What you will do
Identify and pull out each line of the entries in which "note" occurs.

Material for this task
------------------------------------------------------------

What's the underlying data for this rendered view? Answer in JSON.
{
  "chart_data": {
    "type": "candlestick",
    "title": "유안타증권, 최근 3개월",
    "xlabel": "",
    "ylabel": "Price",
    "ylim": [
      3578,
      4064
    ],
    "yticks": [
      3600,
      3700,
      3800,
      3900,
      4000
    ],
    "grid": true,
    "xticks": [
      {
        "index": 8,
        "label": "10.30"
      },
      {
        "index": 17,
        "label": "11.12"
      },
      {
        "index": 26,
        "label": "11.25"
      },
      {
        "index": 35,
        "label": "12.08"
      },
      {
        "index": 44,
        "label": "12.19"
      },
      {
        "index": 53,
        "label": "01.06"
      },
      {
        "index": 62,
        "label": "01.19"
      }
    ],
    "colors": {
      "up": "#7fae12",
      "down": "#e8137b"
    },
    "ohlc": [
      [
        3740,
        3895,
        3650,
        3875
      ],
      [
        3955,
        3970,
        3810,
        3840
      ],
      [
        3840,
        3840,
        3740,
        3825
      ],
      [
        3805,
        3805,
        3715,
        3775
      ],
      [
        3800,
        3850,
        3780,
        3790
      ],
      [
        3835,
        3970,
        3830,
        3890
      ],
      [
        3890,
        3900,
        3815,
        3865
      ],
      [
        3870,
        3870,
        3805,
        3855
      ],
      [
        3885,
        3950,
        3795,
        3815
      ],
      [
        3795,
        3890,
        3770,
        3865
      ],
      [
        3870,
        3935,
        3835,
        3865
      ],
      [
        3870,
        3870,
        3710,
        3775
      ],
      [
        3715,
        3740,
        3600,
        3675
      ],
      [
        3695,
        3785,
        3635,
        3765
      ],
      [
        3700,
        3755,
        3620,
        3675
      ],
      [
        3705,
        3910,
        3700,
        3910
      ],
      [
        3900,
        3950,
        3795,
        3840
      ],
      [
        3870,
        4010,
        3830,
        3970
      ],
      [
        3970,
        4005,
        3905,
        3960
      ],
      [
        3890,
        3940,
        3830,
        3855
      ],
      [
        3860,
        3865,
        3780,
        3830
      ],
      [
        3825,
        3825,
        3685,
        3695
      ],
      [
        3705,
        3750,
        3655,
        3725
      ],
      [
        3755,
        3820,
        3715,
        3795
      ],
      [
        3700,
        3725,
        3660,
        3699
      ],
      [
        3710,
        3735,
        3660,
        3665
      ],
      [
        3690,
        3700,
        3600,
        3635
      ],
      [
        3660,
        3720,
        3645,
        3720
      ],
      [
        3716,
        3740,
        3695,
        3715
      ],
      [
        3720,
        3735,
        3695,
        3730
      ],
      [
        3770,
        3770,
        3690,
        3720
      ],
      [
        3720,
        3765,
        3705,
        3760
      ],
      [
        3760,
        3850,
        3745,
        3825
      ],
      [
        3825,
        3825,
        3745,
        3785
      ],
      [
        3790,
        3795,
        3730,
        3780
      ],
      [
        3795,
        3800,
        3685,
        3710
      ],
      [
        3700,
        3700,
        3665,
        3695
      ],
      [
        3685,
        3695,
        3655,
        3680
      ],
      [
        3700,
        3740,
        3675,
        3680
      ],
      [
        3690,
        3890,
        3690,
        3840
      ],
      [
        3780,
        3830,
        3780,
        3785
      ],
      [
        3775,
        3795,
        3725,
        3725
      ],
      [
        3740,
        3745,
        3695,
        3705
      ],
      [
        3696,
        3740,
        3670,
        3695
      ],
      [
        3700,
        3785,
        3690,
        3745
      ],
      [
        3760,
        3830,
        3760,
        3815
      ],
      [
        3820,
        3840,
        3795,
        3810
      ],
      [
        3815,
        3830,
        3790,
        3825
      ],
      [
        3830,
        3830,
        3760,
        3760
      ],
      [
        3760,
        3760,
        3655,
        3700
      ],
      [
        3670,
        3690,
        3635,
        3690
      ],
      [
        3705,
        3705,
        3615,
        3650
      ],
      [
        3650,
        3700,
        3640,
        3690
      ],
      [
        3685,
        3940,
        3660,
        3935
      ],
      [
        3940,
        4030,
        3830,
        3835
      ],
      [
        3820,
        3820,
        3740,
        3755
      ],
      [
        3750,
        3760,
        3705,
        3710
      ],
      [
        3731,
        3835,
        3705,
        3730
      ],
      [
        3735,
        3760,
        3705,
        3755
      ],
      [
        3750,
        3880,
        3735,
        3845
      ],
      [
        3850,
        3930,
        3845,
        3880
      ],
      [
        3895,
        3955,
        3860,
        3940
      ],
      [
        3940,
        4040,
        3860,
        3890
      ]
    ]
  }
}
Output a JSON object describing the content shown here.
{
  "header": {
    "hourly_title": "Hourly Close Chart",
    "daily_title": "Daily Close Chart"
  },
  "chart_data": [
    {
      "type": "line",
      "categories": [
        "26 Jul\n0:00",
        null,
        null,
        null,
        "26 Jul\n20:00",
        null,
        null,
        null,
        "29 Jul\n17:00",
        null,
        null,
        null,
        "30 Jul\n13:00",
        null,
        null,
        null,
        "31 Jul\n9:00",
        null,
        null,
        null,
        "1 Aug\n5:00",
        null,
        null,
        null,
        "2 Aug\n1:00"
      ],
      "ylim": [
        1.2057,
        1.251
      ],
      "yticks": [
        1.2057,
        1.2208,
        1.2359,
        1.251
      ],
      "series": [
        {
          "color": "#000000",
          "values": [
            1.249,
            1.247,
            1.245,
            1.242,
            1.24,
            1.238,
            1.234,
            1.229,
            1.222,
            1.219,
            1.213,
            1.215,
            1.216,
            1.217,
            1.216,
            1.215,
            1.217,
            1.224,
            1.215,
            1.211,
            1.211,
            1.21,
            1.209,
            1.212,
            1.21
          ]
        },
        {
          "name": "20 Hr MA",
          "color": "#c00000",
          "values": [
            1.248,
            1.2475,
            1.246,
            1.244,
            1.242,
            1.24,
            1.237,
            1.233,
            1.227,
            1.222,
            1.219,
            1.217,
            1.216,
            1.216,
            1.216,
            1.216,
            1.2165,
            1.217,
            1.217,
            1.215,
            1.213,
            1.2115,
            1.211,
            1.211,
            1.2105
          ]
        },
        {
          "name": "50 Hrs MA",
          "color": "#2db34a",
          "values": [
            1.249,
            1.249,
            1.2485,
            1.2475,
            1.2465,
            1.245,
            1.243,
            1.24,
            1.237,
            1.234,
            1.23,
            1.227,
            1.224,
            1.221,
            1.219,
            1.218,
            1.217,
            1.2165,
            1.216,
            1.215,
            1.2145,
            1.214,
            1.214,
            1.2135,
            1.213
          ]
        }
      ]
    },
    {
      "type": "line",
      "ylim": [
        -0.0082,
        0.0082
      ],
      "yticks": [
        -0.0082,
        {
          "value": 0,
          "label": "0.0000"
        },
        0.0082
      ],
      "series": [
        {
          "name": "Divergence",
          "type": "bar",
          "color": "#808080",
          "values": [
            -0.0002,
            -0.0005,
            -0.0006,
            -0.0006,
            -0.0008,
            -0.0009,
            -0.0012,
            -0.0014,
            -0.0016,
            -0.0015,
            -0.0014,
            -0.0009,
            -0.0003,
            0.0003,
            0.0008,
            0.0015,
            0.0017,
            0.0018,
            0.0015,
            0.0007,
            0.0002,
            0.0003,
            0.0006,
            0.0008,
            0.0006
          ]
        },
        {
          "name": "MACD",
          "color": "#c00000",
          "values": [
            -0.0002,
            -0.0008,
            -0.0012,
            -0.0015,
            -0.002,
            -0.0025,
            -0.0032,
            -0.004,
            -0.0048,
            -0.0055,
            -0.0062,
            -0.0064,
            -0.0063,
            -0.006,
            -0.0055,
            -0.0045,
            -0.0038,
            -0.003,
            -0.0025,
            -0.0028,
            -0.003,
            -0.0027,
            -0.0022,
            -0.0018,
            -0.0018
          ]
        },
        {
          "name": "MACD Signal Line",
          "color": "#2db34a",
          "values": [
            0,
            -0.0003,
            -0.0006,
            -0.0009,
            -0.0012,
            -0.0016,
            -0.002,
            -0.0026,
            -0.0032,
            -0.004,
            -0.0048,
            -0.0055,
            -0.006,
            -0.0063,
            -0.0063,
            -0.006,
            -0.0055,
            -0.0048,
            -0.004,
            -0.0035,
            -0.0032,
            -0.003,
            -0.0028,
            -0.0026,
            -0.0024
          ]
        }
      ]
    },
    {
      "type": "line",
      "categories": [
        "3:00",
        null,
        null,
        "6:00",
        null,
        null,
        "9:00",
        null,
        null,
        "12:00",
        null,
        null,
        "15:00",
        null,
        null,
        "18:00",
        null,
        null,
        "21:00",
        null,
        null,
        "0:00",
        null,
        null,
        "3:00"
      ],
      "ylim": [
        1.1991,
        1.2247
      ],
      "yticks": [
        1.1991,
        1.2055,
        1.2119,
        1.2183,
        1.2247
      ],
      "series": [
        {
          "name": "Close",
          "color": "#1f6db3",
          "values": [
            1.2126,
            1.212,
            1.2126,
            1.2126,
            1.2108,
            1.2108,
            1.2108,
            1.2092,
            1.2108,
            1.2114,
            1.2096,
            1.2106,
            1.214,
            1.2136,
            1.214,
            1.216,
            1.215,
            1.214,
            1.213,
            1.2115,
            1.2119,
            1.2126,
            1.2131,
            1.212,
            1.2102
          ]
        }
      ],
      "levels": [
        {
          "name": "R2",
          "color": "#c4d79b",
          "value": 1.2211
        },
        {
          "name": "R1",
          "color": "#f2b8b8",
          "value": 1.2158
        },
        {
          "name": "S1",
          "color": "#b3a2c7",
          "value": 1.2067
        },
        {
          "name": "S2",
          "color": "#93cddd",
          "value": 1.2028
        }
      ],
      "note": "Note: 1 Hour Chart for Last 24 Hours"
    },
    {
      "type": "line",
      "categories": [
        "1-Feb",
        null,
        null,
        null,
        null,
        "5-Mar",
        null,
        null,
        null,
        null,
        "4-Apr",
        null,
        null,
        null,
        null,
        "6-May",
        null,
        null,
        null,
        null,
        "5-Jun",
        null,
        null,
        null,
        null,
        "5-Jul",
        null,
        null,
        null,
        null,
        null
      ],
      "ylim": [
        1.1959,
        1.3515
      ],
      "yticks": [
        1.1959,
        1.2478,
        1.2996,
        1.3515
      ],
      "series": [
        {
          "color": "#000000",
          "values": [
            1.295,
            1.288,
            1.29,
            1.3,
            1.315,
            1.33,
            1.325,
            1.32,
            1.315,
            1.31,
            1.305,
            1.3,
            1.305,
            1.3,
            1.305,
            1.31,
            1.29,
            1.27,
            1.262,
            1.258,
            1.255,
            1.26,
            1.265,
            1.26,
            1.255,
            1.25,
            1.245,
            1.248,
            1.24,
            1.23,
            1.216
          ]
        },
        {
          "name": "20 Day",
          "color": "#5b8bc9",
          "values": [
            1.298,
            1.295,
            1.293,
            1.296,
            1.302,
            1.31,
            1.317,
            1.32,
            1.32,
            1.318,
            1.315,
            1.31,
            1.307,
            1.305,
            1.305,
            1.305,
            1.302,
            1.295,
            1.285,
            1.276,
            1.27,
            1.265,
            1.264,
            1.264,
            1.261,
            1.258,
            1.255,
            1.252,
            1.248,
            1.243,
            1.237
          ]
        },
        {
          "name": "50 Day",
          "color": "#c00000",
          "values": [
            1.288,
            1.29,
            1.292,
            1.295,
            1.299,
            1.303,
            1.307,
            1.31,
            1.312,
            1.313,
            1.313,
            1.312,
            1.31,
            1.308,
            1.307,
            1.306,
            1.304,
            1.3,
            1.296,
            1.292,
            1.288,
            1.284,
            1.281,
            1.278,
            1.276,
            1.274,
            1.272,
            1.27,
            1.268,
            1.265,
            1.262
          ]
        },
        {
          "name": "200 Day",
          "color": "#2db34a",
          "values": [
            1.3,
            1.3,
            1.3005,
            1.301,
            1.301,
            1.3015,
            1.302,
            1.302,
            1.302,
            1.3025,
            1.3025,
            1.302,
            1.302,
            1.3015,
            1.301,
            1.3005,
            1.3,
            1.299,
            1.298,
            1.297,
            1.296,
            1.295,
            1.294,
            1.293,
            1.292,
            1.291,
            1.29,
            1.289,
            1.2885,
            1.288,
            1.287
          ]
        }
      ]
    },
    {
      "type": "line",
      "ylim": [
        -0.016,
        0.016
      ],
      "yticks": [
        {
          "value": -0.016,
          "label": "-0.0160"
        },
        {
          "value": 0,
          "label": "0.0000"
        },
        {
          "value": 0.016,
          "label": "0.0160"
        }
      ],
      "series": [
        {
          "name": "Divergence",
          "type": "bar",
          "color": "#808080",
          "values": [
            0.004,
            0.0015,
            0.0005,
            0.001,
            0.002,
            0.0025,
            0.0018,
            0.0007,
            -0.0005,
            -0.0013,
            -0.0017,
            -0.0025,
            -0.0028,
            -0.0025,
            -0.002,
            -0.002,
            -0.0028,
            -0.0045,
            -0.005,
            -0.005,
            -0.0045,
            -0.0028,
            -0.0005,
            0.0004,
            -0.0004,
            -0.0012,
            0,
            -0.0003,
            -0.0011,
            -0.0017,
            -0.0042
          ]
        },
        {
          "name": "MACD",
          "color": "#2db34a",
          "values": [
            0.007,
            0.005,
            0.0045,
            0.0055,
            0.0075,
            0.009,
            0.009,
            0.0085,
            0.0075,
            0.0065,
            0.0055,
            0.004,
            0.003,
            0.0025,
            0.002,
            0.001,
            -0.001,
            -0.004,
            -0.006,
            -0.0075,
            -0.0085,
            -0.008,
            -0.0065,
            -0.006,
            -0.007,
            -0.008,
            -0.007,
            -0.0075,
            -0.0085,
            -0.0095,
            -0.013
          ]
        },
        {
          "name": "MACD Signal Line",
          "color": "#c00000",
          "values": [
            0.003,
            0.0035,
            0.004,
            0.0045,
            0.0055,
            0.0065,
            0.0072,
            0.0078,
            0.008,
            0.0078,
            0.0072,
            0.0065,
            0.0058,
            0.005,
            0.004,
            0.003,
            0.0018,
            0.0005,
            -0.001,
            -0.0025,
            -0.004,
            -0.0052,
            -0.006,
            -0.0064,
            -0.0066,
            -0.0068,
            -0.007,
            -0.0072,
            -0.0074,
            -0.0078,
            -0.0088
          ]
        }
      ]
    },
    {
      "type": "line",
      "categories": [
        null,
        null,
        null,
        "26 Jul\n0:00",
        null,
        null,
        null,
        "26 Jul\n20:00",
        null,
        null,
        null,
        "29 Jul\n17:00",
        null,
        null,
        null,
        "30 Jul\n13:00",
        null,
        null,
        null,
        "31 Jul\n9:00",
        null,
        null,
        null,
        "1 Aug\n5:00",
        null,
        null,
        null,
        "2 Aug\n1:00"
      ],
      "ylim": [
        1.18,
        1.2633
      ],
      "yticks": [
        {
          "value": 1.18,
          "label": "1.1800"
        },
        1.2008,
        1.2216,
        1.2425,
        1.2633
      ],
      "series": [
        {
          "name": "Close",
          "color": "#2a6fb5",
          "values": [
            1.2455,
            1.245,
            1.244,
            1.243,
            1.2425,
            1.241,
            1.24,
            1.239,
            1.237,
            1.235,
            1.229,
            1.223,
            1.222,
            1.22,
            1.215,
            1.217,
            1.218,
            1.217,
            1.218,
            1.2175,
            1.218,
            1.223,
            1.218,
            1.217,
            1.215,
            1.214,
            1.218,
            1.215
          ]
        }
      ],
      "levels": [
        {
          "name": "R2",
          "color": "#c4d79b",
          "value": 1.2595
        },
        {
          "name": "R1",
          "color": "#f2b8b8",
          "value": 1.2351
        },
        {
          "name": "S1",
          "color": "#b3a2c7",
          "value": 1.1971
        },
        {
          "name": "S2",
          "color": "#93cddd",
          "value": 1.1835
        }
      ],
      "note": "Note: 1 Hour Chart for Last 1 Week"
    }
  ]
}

------------------------------------------------------------

Solution to this task
      "note": "Note: 1 Hour Chart for Last 24 Hours"
      "note": "Note: 1 Hour Chart for Last 1 Week"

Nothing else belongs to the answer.